* start Provided information *

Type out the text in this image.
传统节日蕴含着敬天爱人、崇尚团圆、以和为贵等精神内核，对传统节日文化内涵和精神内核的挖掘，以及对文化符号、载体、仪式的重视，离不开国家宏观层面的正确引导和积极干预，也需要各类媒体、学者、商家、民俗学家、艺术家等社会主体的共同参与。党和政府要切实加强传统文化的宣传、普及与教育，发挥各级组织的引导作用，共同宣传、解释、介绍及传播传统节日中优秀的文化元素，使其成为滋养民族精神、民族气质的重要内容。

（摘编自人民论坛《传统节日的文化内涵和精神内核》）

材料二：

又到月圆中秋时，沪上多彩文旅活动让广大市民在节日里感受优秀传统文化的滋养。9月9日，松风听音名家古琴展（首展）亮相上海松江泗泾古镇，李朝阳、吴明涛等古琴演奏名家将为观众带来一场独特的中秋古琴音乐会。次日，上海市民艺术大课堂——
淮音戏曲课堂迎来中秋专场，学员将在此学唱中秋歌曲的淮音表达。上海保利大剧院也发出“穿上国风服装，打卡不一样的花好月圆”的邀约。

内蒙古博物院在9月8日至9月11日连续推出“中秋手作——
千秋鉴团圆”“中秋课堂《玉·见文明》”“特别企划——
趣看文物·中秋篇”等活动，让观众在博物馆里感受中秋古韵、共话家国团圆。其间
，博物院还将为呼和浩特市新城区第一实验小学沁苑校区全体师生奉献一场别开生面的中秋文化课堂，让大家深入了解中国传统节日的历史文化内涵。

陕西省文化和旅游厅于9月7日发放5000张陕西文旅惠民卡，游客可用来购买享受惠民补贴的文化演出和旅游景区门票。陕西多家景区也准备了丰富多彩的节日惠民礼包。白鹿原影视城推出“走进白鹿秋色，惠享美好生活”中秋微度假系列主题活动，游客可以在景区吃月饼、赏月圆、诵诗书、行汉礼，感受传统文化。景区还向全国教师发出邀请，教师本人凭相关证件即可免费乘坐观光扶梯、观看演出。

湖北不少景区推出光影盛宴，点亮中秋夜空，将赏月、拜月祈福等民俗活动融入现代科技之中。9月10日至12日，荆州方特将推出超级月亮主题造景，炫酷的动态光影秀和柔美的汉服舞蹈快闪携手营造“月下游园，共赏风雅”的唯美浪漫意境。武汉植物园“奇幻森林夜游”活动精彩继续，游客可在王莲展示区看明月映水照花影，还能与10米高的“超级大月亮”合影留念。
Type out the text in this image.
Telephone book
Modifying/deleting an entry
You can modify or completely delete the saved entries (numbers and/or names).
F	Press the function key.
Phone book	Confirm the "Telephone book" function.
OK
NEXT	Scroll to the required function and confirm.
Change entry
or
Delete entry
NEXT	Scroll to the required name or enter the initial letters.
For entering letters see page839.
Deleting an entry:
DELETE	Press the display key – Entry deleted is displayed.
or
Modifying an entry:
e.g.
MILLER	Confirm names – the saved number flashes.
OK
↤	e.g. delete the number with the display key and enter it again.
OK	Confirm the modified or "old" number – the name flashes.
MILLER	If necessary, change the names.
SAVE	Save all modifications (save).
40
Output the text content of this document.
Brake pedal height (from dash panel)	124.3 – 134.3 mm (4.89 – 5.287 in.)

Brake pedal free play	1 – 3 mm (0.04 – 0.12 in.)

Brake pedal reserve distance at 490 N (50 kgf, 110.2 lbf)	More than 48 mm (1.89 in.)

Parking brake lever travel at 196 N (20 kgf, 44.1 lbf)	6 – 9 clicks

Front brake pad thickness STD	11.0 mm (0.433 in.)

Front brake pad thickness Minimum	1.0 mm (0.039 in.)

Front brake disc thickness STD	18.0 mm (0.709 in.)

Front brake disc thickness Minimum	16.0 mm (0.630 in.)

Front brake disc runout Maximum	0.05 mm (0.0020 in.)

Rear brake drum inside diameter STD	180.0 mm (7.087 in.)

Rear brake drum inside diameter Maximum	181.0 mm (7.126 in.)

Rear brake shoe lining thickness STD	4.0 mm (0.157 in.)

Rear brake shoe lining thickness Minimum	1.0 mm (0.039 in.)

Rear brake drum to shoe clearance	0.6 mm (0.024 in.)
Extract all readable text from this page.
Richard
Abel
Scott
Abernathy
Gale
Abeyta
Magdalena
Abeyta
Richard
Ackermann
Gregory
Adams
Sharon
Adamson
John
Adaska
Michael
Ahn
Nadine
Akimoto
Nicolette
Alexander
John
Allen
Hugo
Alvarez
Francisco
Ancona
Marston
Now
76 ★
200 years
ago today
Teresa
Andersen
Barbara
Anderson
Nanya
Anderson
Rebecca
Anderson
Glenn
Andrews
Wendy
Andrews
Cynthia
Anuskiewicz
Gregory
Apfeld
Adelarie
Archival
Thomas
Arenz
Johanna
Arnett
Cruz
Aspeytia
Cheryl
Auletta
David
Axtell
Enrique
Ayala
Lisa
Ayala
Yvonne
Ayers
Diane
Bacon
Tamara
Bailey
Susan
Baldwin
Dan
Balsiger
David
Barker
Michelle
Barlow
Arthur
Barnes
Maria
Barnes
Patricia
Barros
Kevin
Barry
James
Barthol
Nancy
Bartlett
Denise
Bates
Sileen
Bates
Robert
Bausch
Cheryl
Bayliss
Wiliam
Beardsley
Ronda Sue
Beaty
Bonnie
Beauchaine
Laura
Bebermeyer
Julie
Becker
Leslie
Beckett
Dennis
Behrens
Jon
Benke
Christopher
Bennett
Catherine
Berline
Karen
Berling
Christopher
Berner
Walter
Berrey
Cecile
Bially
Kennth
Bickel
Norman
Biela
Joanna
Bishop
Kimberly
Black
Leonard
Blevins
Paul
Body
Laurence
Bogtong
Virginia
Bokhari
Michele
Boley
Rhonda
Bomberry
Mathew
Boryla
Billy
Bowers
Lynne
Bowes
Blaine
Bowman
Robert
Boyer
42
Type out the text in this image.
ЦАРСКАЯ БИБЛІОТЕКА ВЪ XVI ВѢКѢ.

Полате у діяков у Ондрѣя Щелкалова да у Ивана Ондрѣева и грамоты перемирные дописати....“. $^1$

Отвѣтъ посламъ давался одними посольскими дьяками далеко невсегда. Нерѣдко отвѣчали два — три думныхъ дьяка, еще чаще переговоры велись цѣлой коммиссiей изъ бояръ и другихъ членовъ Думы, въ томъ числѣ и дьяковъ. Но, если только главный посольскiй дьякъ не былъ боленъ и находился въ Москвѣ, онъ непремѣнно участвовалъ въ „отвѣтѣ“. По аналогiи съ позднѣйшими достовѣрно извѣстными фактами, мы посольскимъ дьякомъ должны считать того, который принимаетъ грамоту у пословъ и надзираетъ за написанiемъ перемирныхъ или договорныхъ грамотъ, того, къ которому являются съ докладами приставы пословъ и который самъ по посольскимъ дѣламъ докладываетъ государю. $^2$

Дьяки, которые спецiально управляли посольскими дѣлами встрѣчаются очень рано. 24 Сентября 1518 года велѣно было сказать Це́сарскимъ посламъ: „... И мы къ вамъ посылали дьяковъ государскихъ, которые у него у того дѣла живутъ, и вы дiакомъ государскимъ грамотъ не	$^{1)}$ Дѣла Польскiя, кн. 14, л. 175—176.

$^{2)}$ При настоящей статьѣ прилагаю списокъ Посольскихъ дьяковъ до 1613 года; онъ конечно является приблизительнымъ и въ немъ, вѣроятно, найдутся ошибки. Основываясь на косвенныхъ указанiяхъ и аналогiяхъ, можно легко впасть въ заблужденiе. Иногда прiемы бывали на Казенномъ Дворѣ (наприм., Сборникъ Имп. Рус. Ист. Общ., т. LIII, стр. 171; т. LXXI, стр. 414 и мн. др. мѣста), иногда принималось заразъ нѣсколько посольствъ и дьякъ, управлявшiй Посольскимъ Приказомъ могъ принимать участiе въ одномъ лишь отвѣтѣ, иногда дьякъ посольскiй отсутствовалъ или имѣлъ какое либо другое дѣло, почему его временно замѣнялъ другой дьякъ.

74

* end Provided information *

### [Task prompt]
Copy down every line of the entries containing the word "посольскими".

### [Written reply]
Отвѣтъ посламъ давался одними посольскими дьяками далеко невсегда. Нерѣдко отвѣчали два — три думныхъ дьяка, еще чаще переговоры велись цѣлой коммиссiей изъ бояръ и другихъ членовъ Думы, въ томъ числѣ и дьяковъ. Но, если только главный посольскiй дьякъ не былъ боленъ и находился въ Москвѣ, онъ непремѣнно участвовалъ въ „отвѣтѣ“. По аналогiи съ позднѣйшими достовѣрно извѣстными фактами, мы посольскимъ дьякомъ должны считать того, который принимаетъ грамоту у пословъ и надзираетъ за написанiемъ перемирныхъ или договорныхъ грамотъ, того, къ которому являются съ докладами приставы пословъ и который самъ по посольскимъ дѣламъ докладываетъ государю. $^2$
Дьяки, которые спецiально управляли посольскими дѣлами встрѣчаются очень рано. 24 Сентября 1518 года велѣно было сказать Це́сарскимъ посламъ: „... И мы къ вамъ посылали дьяковъ государскихъ, которые у него у того дѣла живутъ, и вы дiакомъ государскимъ грамотъ не	$^{1)}$ Дѣла Польскiя, кн. 14, л. 175—176.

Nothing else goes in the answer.